**Document section**
= Beginning of Section =

Healthcare professionals are often concerned that explaining treatment options, including benefits, harms and uncertainties, will take a long time to do, making it unfeasible in busy clinics. Despite this, studies have shown that when well-designed decision aids are used, the process does not take much longer than a normal consultation. And it may save time in the longer term because patients gain a better understanding of their medicines and make more appropriate choices, reducing the need for subsequent consultations. The Cochrane systematic review of patient decision aid trials found that, on average, consultation lengths were increased by no more than two minutes
Decisions you disagree with
Shared decision-making does not mean simply providing information and expecting patients to make decisions alone, nor does it absolve healthcare professionals from their responsibility to provide the best possible care. Instead, it is a collaborative process — a conversation or series of conversations aimed at reaching agreement on the best course of action for the individual
Unfortunately, it may not always be possible to reach such an agreement. Patients do not always follow medical advice, for example, by not taking their medicines as instructed or by failing to make recommended lifestyle changes. Healthcare professionals retain their duty to warn against risky behaviours or harmful treatments and there is no obligation on them to provide unreliable or harmful treatments in response to patients’ unreasonable requests
. However, shared decision-making does require healthcare professionals to make reasonable attempts to understand the patient’s viewpoint and to resist the temptation to impose their own views, unless they have good grounds to fear for the patient’s safety.
Flexibility and responsiveness are key, requiring healthcare professionals to adapt their style to the person with whom they are interacting. Findings from clinical trials are often derived from highly selected populations, usually with single conditions and no comorbidities, and presented as averages. Such evidence can be a useful guide to best practice but it cannot predict with any certainty how an individual will respond. One size cannot fit all eventualities. That is why the personalised approach embodied in shared decision-making is seen as a promising way forward.

= End of Section =

**What to work on**
Print the passage on shared decision-making in full, word for word.

**Entries supplied**
= Beginning of Section =

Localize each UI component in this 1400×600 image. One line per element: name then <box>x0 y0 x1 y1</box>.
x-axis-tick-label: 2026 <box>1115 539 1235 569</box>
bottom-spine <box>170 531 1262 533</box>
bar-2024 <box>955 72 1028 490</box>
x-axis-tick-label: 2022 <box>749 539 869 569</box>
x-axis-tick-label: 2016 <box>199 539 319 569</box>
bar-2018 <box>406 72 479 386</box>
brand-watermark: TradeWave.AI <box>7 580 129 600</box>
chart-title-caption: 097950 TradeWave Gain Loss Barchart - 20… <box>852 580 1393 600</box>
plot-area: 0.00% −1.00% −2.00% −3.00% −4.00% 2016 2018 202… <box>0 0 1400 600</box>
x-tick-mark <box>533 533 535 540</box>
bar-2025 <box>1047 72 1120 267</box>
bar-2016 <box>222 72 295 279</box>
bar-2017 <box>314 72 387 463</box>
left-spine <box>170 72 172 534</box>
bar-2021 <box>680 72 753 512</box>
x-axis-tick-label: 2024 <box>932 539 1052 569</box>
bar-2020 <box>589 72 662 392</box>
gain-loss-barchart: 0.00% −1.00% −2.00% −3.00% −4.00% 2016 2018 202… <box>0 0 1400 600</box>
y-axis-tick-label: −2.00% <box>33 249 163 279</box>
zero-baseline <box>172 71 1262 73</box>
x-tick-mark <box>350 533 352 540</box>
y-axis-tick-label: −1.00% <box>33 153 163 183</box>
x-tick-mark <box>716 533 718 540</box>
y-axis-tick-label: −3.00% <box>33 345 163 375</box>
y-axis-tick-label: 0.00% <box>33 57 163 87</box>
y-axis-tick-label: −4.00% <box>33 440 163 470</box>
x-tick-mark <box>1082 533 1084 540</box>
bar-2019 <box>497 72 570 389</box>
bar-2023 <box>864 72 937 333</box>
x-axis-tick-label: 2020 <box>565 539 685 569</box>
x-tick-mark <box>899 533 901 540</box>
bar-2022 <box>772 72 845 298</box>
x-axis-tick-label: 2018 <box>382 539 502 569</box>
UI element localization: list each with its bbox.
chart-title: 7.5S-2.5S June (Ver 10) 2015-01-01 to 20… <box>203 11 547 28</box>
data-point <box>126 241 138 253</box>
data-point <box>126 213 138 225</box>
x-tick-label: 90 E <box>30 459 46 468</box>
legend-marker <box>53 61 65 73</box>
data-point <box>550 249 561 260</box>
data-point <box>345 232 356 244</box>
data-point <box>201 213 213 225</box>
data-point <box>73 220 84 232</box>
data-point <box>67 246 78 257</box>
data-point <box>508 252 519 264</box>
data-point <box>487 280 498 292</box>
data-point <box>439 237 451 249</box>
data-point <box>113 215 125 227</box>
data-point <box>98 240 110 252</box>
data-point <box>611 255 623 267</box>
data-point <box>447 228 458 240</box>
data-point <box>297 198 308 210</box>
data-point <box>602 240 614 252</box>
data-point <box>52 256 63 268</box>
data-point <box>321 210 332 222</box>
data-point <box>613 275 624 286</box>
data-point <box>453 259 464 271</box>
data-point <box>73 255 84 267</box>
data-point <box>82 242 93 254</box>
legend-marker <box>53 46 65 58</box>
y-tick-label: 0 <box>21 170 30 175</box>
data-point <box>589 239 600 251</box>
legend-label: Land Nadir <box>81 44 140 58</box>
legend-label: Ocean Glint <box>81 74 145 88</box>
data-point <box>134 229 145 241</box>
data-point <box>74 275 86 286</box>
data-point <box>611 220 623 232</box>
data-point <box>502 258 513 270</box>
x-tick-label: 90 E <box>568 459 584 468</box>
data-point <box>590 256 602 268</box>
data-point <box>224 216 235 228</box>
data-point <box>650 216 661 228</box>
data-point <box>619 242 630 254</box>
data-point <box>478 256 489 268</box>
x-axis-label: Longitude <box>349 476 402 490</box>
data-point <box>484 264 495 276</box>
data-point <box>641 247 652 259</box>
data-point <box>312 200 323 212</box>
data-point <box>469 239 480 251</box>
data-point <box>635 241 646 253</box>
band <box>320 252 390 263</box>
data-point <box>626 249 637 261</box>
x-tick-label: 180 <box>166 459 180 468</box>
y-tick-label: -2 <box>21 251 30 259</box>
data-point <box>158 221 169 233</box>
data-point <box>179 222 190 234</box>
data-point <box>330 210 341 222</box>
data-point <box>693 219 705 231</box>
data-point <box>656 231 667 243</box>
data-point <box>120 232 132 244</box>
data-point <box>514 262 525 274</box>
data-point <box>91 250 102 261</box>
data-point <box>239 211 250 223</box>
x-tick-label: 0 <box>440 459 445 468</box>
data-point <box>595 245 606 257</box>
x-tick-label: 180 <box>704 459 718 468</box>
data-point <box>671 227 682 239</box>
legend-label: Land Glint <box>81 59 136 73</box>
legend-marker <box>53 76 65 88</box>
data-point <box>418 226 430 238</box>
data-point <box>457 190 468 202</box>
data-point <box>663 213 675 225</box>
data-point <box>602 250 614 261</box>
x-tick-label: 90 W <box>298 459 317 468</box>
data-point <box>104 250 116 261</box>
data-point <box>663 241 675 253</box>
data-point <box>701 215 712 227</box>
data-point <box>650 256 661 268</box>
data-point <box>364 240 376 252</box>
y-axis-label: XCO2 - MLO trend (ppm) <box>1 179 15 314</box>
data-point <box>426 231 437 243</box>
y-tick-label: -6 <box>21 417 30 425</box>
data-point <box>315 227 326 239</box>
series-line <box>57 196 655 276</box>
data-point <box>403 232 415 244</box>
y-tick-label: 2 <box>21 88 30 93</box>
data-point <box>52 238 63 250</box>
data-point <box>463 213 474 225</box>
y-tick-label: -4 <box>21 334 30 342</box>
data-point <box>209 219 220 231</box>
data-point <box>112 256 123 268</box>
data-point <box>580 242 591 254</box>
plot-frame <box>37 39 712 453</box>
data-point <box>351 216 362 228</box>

= End of Section =

**The completed task**
Healthcare professionals are often concerned that explaining treatment options, including benefits, harms and uncertainties, will take a long time to do, making it unfeasible in busy clinics. Despite this, studies have shown that when well-designed decision aids are used, the process does not take much longer than a normal consultation. And it may save time in the longer term because patients gain a better understanding of their medicines and make more appropriate choices, reducing the need for subsequent consultations. The Cochrane systematic review of patient decision aid trials found that, on average, consultation lengths were increased by no more than two minutes
Decisions you disagree with
Shared decision-making does not mean simply providing information and expecting patients to make decisions alone, nor does it absolve healthcare professionals from their responsibility to provide the best possible care. Instead, it is a collaborative process — a conversation or series of conversations aimed at reaching agreement on the best course of action for the individual
Unfortunately, it may not always be possible to reach such an agreement. Patients do not always follow medical advice, for example, by not taking their medicines as instructed or by failing to make recommended lifestyle changes. Healthcare professionals retain their duty to warn against risky behaviours or harmful treatments and there is no obligation on them to provide unreliable or harmful treatments in response to patients’ unreasonable requests
. However, shared decision-making does require healthcare professionals to make reasonable attempts to understand the patient’s viewpoint and to resist the temptation to impose their own views, unless they have good grounds to fear for the patient’s safety.
Flexibility and responsiveness are key, requiring healthcare professionals to adapt their style to the person with whom they are interacting. Findings from clinical trials are often derived from highly selected populations, usually with single conditions and no comorbidities, and presented as averages. Such evidence can be a useful guide to best practice but it cannot predict with any certainty how an individual will respond. One size cannot fit all eventualities. That is why the personalised approach embodied in shared decision-making is seen as a promising way forward.